* AVAILABLE RECORDS
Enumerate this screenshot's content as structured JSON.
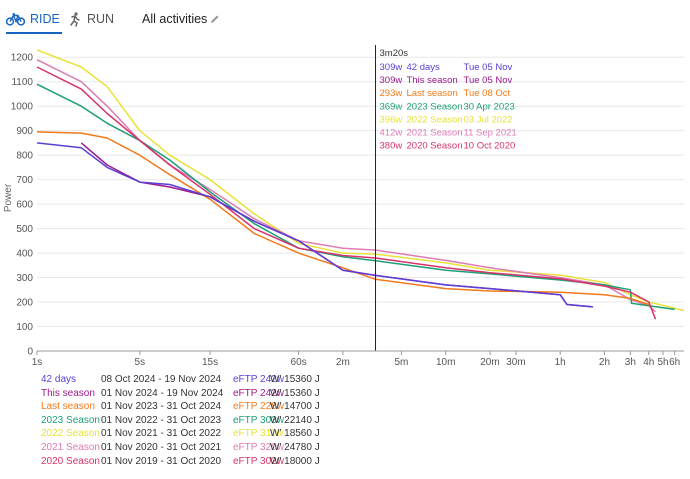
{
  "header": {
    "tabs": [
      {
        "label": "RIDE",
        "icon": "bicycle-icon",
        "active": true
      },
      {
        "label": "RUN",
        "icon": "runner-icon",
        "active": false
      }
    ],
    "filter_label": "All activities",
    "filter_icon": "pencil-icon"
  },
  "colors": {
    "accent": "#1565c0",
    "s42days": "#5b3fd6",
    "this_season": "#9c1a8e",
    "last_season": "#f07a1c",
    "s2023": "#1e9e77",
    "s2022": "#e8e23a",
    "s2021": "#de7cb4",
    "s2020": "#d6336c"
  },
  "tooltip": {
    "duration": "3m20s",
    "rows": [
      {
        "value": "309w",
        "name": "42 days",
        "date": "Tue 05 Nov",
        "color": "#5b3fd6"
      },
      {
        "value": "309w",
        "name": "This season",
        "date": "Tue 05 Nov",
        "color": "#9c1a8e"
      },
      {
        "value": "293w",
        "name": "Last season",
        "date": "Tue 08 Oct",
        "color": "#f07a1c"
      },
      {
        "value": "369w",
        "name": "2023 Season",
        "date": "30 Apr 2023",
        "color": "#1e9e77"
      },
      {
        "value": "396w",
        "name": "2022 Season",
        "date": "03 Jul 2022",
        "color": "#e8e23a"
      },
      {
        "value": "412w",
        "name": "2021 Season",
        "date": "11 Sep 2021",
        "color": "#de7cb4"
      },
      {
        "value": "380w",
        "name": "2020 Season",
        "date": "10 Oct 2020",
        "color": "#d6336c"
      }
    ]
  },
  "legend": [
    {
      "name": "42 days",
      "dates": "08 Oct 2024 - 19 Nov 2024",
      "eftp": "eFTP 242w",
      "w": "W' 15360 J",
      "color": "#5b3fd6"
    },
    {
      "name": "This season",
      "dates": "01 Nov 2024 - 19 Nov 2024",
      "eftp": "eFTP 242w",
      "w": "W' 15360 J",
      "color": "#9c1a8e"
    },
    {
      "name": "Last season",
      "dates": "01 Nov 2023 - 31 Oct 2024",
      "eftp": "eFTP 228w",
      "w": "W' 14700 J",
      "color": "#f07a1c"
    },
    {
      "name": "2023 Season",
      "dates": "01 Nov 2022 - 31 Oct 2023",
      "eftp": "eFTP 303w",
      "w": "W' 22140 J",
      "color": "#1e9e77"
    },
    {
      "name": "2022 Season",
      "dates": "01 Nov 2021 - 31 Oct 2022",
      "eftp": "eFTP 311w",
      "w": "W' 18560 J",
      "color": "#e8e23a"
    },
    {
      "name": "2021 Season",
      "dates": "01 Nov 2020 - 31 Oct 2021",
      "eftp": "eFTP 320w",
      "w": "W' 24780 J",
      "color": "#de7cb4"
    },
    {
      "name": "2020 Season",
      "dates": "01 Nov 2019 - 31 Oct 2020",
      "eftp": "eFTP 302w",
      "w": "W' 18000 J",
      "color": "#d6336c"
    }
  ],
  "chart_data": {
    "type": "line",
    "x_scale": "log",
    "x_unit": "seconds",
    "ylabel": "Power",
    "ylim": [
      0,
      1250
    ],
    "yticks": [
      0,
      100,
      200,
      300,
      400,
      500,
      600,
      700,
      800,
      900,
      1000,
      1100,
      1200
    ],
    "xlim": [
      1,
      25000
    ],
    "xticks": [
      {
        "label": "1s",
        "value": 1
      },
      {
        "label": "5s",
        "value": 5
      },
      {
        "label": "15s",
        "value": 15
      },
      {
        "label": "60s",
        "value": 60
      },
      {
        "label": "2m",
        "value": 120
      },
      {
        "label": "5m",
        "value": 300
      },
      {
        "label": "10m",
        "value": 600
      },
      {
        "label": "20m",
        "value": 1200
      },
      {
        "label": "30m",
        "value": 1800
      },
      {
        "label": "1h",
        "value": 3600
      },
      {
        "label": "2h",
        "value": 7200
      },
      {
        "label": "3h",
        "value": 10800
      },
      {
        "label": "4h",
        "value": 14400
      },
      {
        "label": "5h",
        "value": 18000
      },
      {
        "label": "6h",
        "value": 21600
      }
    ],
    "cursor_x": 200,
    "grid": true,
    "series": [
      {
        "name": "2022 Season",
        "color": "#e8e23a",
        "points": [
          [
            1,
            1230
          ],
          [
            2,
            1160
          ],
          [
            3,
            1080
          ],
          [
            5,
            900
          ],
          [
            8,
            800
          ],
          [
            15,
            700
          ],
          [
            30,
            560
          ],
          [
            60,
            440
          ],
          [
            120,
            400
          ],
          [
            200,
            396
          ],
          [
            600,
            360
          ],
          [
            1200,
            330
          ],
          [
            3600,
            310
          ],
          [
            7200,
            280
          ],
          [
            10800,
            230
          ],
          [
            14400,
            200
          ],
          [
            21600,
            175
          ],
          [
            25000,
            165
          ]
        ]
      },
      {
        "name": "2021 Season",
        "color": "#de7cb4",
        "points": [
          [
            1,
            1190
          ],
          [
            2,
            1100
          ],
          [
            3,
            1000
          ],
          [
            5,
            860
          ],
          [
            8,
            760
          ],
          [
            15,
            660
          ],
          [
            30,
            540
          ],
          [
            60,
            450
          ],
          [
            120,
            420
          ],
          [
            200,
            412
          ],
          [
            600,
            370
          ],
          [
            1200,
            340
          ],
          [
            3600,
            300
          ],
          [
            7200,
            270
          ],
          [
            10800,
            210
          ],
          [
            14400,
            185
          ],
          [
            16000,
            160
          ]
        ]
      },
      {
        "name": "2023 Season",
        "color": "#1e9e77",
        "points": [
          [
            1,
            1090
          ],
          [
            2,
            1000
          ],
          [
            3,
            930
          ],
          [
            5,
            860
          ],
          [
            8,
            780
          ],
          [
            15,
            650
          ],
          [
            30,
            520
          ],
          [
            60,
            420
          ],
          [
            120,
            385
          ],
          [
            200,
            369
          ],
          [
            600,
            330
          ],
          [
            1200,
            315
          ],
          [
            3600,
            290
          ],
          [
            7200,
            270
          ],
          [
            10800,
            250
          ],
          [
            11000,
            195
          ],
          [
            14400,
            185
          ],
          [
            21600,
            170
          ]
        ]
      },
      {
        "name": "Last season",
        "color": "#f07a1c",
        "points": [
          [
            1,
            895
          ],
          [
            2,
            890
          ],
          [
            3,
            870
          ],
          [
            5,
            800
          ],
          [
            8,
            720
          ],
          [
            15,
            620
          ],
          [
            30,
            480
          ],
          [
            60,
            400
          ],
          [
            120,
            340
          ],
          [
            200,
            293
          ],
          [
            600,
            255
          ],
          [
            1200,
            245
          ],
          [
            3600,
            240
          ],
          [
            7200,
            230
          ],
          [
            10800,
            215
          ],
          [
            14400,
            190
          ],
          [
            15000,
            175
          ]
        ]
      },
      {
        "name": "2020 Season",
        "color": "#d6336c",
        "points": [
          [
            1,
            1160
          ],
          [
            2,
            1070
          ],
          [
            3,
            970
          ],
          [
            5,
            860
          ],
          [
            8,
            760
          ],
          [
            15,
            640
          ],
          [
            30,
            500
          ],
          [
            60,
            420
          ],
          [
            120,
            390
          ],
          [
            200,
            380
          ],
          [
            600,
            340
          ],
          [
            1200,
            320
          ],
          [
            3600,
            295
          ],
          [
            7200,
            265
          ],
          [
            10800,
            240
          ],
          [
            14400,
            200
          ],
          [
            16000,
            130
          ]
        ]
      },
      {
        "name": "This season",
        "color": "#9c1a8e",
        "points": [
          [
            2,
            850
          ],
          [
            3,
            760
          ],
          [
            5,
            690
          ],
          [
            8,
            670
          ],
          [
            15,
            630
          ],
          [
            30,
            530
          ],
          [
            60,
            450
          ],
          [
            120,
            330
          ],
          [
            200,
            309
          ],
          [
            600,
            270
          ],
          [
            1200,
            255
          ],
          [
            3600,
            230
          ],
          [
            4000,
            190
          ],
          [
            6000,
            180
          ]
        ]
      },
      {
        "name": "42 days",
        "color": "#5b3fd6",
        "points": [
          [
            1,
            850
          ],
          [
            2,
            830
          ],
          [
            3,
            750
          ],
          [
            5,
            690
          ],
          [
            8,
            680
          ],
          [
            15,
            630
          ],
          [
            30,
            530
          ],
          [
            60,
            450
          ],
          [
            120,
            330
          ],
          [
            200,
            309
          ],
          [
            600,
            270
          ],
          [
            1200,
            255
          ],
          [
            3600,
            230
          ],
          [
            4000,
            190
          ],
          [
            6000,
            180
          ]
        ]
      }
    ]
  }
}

* EXERCISE DESCRIPTION
Some lines of the data may hold the word "eftp". Say how many do, with nothing else.

* COMPLETED TASK
7